Task details - Identify all lines in the listing that include the word "如果投掷多次正四面体骰子", and copy them out.

= = = =

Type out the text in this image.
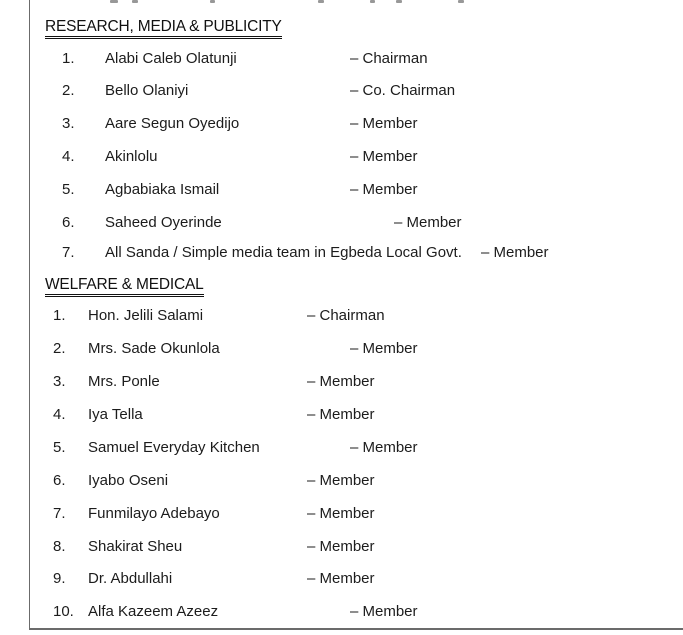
RESEARCH, MEDIA & PUBLICITY
1. Alabi Caleb Olatunji	– Chairman
2. Bello Olaniyi	– Co. Chairman
3. Aare Segun Oyedijo	– Member
4. Akinlolu	– Member
5. Agbabiaka Ismail	– Member
6. Saheed Oyerinde	– Member
7. All Sanda / Simple media team in Egbeda Local Govt. – Member
WELFARE & MEDICAL
1. Hon. Jelili Salami	– Chairman
2. Mrs. Sade Okunlola	– Member
3. Mrs. Ponle	– Member
4. Iya Tella	– Member
5. Samuel Everyday Kitchen	– Member
6. Iyabo Oseni	– Member
7. Funmilayo Adebayo	– Member
8. Shakirat Sheu	– Member
9. Dr. Abdullahi	– Member
10. Alfa Kazeem Azeez	– Member
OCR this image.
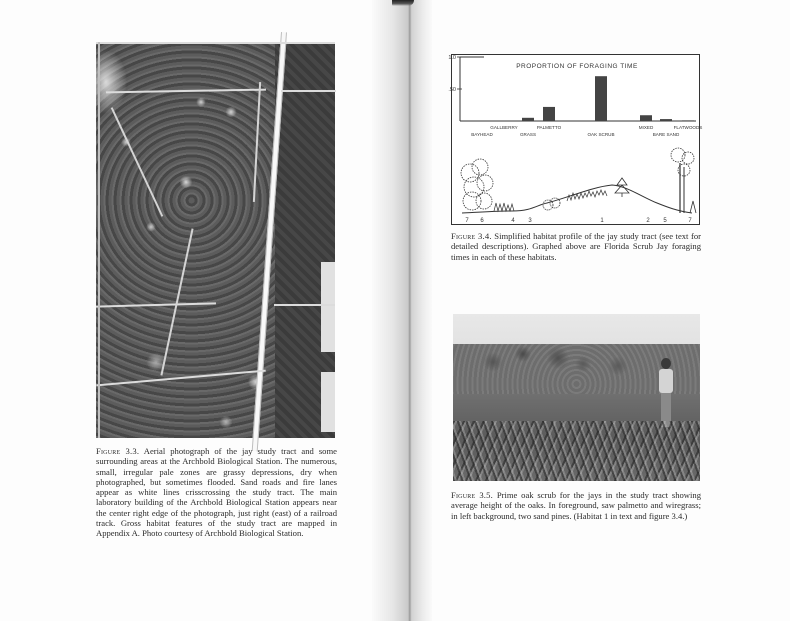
Figure 3.3. Aerial photograph of the jay study tract and some surrounding areas at the Archbold Biological Station. The numerous, small, irregular pale zones are grassy depressions, dry when photographed, but sometimes flooded. Sand roads and fire lanes appear as white lines crisscrossing the study tract. The main laboratory building of the Archbold Biological Station appears near the center right edge of the photograph, just right (east) of a railroad track. Gross habitat features of the study tract are mapped in Appendix A. Photo courtesy of Archbold Biological Station.

.50
1.0
PROPORTION OF FORAGING TIME
BAYHEAD
GALLBERRY
GRASS
PALMETTO
OAK SCRUB
MIXED
BARE SAND
FLATWOODS
7 6	4 3	1	2 5	7

Figure 3.4. Simplified habitat profile of the jay study tract (see text for detailed descriptions). Graphed above are Florida Scrub Jay foraging times in each of these habitats.

Figure 3.5. Prime oak scrub for the jays in the study tract showing average height of the oaks. In foreground, saw palmetto and wiregrass; in left background, two sand pines. (Habitat 1 in text and figure 3.4.)
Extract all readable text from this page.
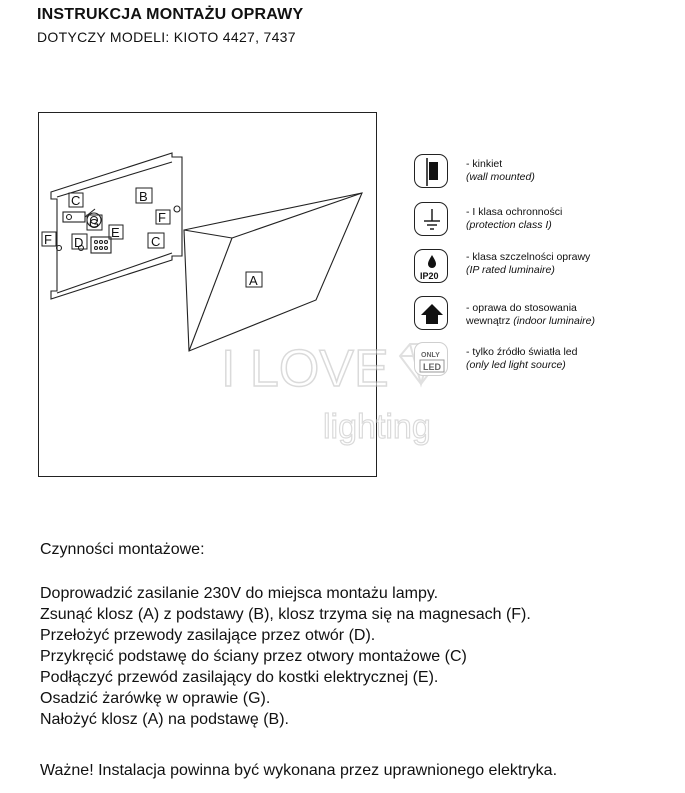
INSTRUKCJA MONTAŻU OPRAWY
DOTYCZY MODELI: KIOTO 4427, 7437
A
B
C
C
D
E
F
F
G
I LOVE
lighting
- kinkiet
(wall mounted)
- I klasa ochronności
(protection class I)
IP20
- klasa szczelności oprawy
(IP rated luminaire)
- oprawa do stosowania
wewnątrz (indoor luminaire)
ONLY
LED
- tylko źródło światła led
(only led light source)
Czynności montażowe:
Doprowadzić zasilanie 230V do miejsca montażu lampy.
Zsunąć klosz (A) z podstawy (B), klosz trzyma się na magnesach (F).
Przełożyć przewody zasilające przez otwór (D).
Przykręcić podstawę do ściany przez otwory montażowe (C)
Podłączyć przewód zasilający do kostki elektrycznej (E).
Osadzić żarówkę w oprawie (G).
Nałożyć klosz (A) na podstawę (B).
Ważne! Instalacja powinna być wykonana przez uprawnionego elektryka.
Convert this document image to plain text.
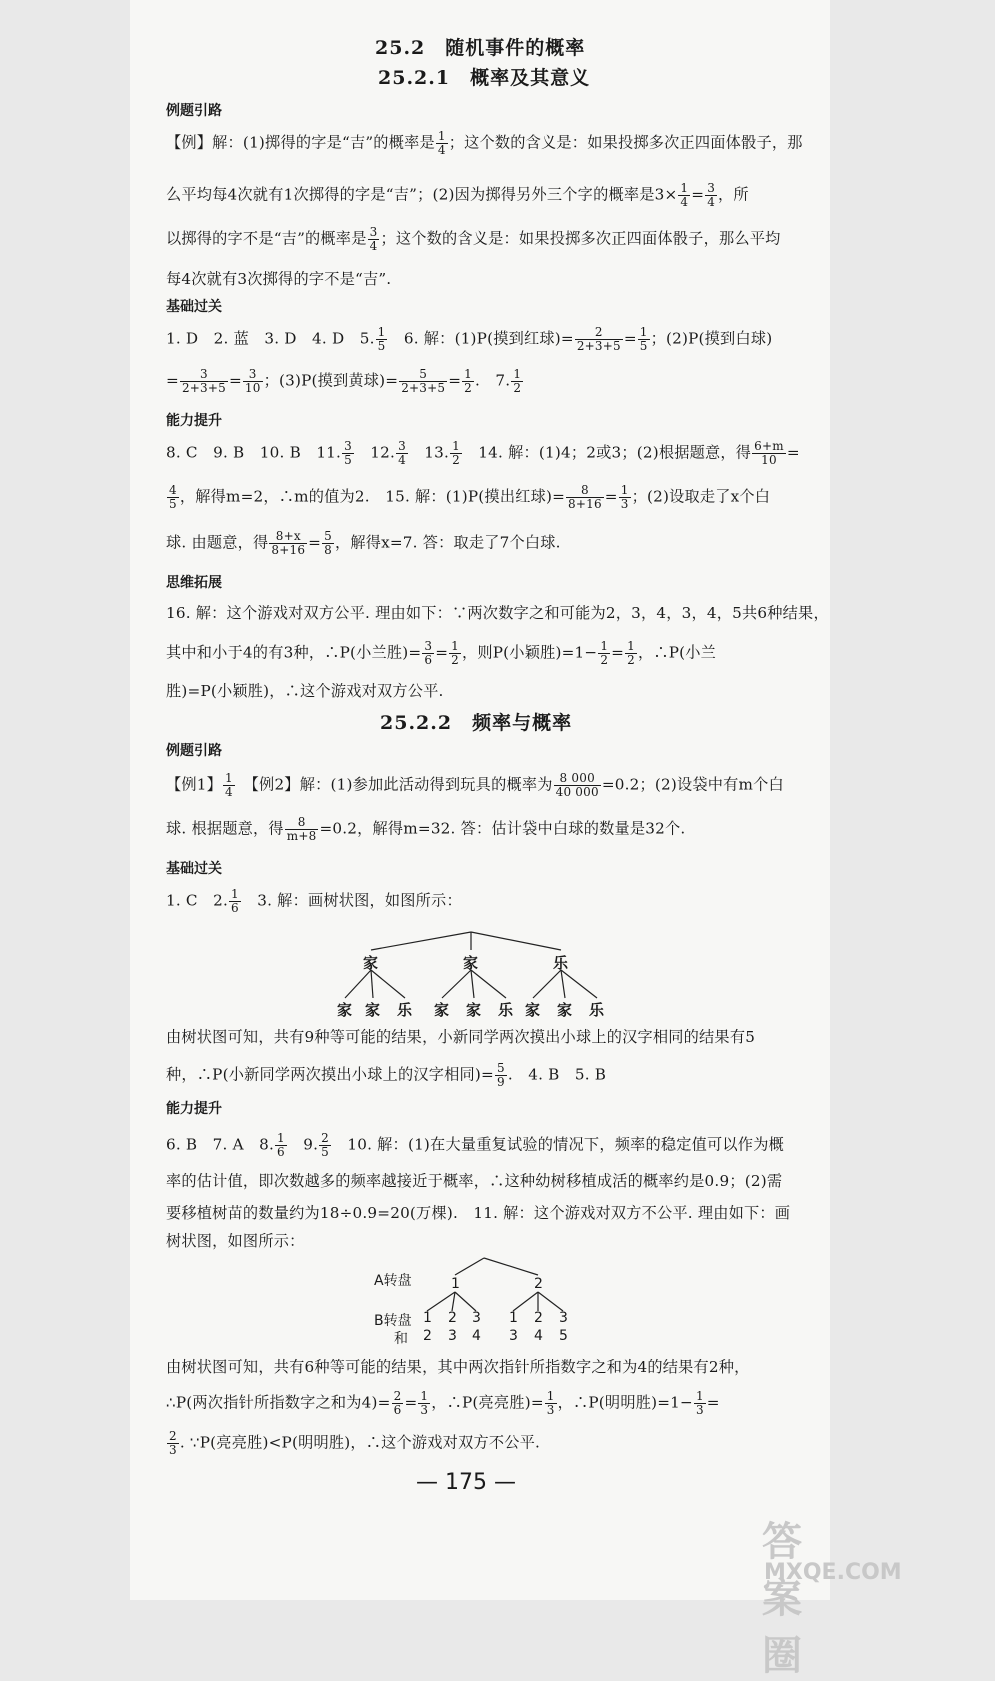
25.2　随机事件的概率
25.2.1　概率及其意义
例题引路
【例】解：(1)掷得的字是“吉”的概率是 $\frac{1}{4}$ ；这个数的含义是：如果投掷多次正四面体骰子，那
么平均每4次就有1次掷得的字是“吉”；(2)因为掷得另外三个字的概率是$3\times \frac{1}{4} = \frac{3}{4}$ ，所
以掷得的字不是“吉”的概率是 $\frac{3}{4}$ ；这个数的含义是：如果投掷多次正四面体骰子，那么平均
每4次就有3次掷得的字不是“吉”.
基础过关
1. D　2. 蓝　3. D　4. D　5. $\frac{1}{5}$ 　6. 解：(1)P(摸到红球)= $\frac{2}{2+3+5} = \frac{1}{5}$ ；(2)P(摸到白球)
= $\frac{3}{2+3+5} = \frac{3}{10}$ ；(3)P(摸到黄球)= $\frac{5}{2+3+5} = \frac{1}{2}$ .　7. $\frac{1}{2}$
能力提升
8. C　9. B　10. B　11. $\frac{3}{5}$ 　12. $\frac{3}{4}$ 　13. $\frac{1}{2}$ 　14. 解：(1)4；2或3；(2)根据题意，得 $\frac{6+m}{10}$ =
$\frac{4}{5}$ ，解得m=2，∴m的值为2.　15. 解：(1)P(摸出红球)= $\frac{8}{8+16} = \frac{1}{3}$ ；(2)设取走了x个白
球. 由题意，得 $\frac{8+x}{8+16} = \frac{5}{8}$ ，解得x=7. 答：取走了7个白球.
思维拓展
16. 解：这个游戏对双方公平. 理由如下：∵两次数字之和可能为2，3，4，3，4，5共6种结果，
其中和小于4的有3种，∴P(小兰胜)= $\frac{3}{6} = \frac{1}{2}$ ，则P(小颖胜)$=1- \frac{1}{2} = \frac{1}{2}$ ，∴P(小兰
胜)=P(小颖胜)，∴这个游戏对双方公平.
25.2.2　频率与概率
例题引路
【例1】 $\frac{1}{4}$ 　【例2】解：(1)参加此活动得到玩具的概率为 $\frac{8 000}{40 000} =0.2$；(2)设袋中有m个白
球. 根据题意，得 $\frac{8}{m+8} =0.2$，解得m=32. 答：估计袋中白球的数量是32个.
基础过关
1. C　2. $\frac{1}{6}$ 　3. 解：画树状图，如图所示：
家	家	乐
家 家 乐 家 家 乐 家 家 乐
由树状图可知，共有9种等可能的结果，小新同学两次摸出小球上的汉字相同的结果有5
种，∴P(小新同学两次摸出小球上的汉字相同)= $\frac{5}{9}$ .　4. B　5. B
能力提升
6. B　7. A　8. $\frac{1}{6}$ 　9. $\frac{2}{5}$ 　10. 解：(1)在大量重复试验的情况下，频率的稳定值可以作为概
率的估计值，即次数越多的频率越接近于概率，∴这种幼树移植成活的概率约是0.9；(2)需
要移植树苗的数量约为18÷0.9=20(万棵).　11. 解：这个游戏对双方不公平. 理由如下：画
树状图，如图所示：
A转盘
B转盘
和
1	2
1 2 3 1 2 3
2 3 4 3 4 5
由树状图可知，共有6种等可能的结果，其中两次指针所指数字之和为4的结果有2种，
∴P(两次指针所指数字之和为$4)= \frac{2}{6} = \frac{1}{3}$ ，∴P(亮亮胜)= $\frac{1}{3}$ ，∴P(明明胜)$=1- \frac{1}{3}$ =
$\frac{2}{3}$ . ∵P(亮亮胜)<P(明明胜)，∴这个游戏对双方不公平.
— 175 —
答案圈
MXQE.COM
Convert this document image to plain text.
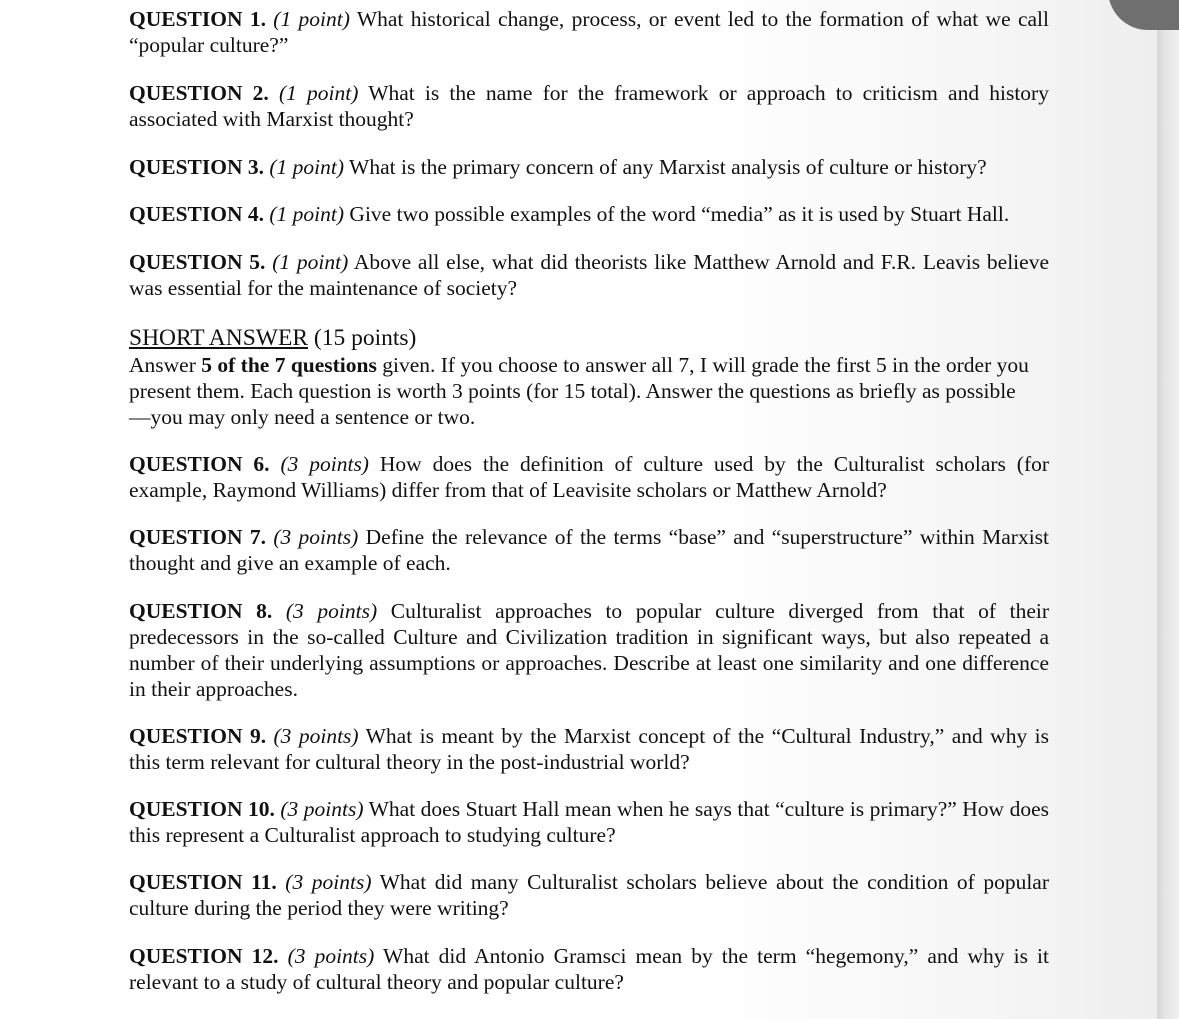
QUESTION 1. (1 point) What historical change, process, or event led to the formation of what we call “popular culture?”

QUESTION 2. (1 point) What is the name for the framework or approach to criticism and history associated with Marxist thought?

QUESTION 3. (1 point) What is the primary concern of any Marxist analysis of culture or history?

QUESTION 4. (1 point) Give two possible examples of the word “media” as it is used by Stuart Hall.

QUESTION 5. (1 point) Above all else, what did theorists like Matthew Arnold and F.R. Leavis believe was essential for the maintenance of society?

SHORT ANSWER (15 points)

Answer 5 of the 7 questions given. If you choose to answer all 7, I will grade the first 5 in the order you present them. Each question is worth 3 points (for 15 total). Answer the questions as briefly as possible—you may only need a sentence or two.

QUESTION 6. (3 points) How does the definition of culture used by the Culturalist scholars (for example, Raymond Williams) differ from that of Leavisite scholars or Matthew Arnold?

QUESTION 7. (3 points) Define the relevance of the terms “base” and “superstructure” within Marxist thought and give an example of each.

QUESTION 8. (3 points) Culturalist approaches to popular culture diverged from that of their predecessors in the so-called Culture and Civilization tradition in significant ways, but also repeated a number of their underlying assumptions or approaches. Describe at least one similarity and one difference in their approaches.

QUESTION 9. (3 points) What is meant by the Marxist concept of the “Cultural Industry,” and why is this term relevant for cultural theory in the post-industrial world?

QUESTION 10. (3 points) What does Stuart Hall mean when he says that “culture is primary?” How does this represent a Culturalist approach to studying culture?

QUESTION 11. (3 points) What did many Culturalist scholars believe about the condition of popular culture during the period they were writing?

QUESTION 12. (3 points) What did Antonio Gramsci mean by the term “hegemony,” and why is it relevant to a study of cultural theory and popular culture?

= = = =

Response to the exercise -
【例】解：(1)掷得的字是“吉”的概率是 $\frac{1}{4}$ ；这个数的含义是：如果投掷多次正四面体骰子，那
以掷得的字不是“吉”的概率是 $\frac{3}{4}$ ；这个数的含义是：如果投掷多次正四面体骰子，那么平均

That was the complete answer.